** Start of Entries **

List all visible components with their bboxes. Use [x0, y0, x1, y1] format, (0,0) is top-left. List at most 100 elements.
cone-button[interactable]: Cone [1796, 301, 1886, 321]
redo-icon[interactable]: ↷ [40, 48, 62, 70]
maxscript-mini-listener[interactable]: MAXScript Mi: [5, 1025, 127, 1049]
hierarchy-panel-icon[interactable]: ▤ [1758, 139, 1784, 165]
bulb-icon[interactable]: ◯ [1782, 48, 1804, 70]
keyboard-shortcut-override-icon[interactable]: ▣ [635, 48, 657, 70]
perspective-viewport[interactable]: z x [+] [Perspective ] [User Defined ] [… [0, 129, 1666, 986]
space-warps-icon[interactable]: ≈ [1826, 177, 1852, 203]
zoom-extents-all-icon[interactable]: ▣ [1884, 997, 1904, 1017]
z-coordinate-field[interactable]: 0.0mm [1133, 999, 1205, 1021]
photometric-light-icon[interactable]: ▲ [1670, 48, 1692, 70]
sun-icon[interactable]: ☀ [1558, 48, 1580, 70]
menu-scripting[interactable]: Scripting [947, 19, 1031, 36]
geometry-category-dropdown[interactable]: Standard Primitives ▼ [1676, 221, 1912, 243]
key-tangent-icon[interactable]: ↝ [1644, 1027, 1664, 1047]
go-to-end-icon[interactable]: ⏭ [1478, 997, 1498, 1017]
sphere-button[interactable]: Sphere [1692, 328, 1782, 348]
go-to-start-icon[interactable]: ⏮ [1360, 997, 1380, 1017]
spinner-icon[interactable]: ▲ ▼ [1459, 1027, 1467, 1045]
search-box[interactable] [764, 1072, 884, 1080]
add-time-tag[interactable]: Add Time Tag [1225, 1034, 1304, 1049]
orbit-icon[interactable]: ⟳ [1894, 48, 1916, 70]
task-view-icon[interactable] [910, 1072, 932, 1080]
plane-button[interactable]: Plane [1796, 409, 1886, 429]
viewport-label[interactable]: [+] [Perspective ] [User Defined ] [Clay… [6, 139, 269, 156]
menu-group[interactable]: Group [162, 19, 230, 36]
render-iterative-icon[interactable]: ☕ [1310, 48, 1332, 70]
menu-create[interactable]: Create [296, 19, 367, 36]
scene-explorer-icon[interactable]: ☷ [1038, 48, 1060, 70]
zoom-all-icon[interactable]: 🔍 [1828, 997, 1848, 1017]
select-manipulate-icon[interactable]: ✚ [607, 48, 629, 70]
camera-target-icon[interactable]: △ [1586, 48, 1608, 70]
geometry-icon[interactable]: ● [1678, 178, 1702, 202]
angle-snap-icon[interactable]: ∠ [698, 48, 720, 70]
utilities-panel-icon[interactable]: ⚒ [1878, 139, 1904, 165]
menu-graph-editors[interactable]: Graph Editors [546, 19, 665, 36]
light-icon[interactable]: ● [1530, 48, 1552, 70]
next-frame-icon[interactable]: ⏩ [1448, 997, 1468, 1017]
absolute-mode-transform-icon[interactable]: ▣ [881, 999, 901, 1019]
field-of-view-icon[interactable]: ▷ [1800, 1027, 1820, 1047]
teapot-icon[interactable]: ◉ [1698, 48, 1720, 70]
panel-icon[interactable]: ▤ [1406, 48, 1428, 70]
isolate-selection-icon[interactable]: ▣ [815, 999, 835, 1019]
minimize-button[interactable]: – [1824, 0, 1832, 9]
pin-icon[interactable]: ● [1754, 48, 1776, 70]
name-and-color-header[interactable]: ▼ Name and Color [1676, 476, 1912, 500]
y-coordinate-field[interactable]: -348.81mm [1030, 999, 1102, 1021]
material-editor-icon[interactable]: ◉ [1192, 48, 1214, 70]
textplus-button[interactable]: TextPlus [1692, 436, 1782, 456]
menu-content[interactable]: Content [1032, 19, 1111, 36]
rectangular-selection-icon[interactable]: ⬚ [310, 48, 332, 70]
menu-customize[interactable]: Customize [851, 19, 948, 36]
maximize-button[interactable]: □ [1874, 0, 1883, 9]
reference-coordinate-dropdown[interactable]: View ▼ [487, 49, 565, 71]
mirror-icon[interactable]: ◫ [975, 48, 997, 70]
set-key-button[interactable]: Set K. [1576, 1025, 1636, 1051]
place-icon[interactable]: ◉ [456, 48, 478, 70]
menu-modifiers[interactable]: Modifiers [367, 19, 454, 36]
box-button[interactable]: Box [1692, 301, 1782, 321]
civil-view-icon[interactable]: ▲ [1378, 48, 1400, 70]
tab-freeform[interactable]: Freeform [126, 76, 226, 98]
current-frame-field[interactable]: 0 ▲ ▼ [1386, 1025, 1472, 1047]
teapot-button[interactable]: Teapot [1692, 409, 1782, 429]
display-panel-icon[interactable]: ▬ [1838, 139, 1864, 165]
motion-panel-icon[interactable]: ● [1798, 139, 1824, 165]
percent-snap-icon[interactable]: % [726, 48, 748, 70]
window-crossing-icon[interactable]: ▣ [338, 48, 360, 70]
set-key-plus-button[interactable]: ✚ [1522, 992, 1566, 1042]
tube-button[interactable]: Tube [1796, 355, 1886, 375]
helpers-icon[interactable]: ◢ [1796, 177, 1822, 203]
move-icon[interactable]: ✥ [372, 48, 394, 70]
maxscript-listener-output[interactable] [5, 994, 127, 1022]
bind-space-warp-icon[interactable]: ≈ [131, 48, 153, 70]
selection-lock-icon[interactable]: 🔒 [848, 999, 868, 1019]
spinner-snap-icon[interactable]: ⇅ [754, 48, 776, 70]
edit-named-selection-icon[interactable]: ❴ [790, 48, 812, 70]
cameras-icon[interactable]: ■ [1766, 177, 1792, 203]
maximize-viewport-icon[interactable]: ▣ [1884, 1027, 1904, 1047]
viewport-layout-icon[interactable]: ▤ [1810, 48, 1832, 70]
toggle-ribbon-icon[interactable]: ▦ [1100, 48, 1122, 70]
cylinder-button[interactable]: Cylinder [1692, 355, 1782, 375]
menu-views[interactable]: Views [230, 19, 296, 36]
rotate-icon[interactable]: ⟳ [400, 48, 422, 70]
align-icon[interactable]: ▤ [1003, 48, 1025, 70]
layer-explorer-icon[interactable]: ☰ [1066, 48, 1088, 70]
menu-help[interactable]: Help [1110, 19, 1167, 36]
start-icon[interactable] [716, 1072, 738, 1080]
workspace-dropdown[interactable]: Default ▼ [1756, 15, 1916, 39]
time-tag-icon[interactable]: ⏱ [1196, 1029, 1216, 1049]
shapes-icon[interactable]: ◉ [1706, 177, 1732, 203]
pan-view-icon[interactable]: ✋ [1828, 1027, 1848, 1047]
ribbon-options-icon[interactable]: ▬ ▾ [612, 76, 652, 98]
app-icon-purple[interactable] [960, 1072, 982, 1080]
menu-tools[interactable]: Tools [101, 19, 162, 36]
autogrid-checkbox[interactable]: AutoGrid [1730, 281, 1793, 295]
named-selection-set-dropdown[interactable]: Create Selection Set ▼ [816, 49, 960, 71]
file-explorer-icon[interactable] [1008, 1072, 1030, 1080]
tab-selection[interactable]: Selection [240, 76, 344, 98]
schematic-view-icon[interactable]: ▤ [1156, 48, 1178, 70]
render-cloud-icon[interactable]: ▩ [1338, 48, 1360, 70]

** End of Entries **

• Instructions for the task
Pull out the part of the data that opens with its first line and closes with the line containing "redo-icon[interactable]: ↷ [40, 48, 62, 70]", including both of those lines.

• Answer to this exercise
List all visible components with their bboxes. Use [x0, y0, x1, y1] format, (0,0) is top-left. List at most 100 elements.
cone-button[interactable]: Cone [1796, 301, 1886, 321]
redo-icon[interactable]: ↷ [40, 48, 62, 70]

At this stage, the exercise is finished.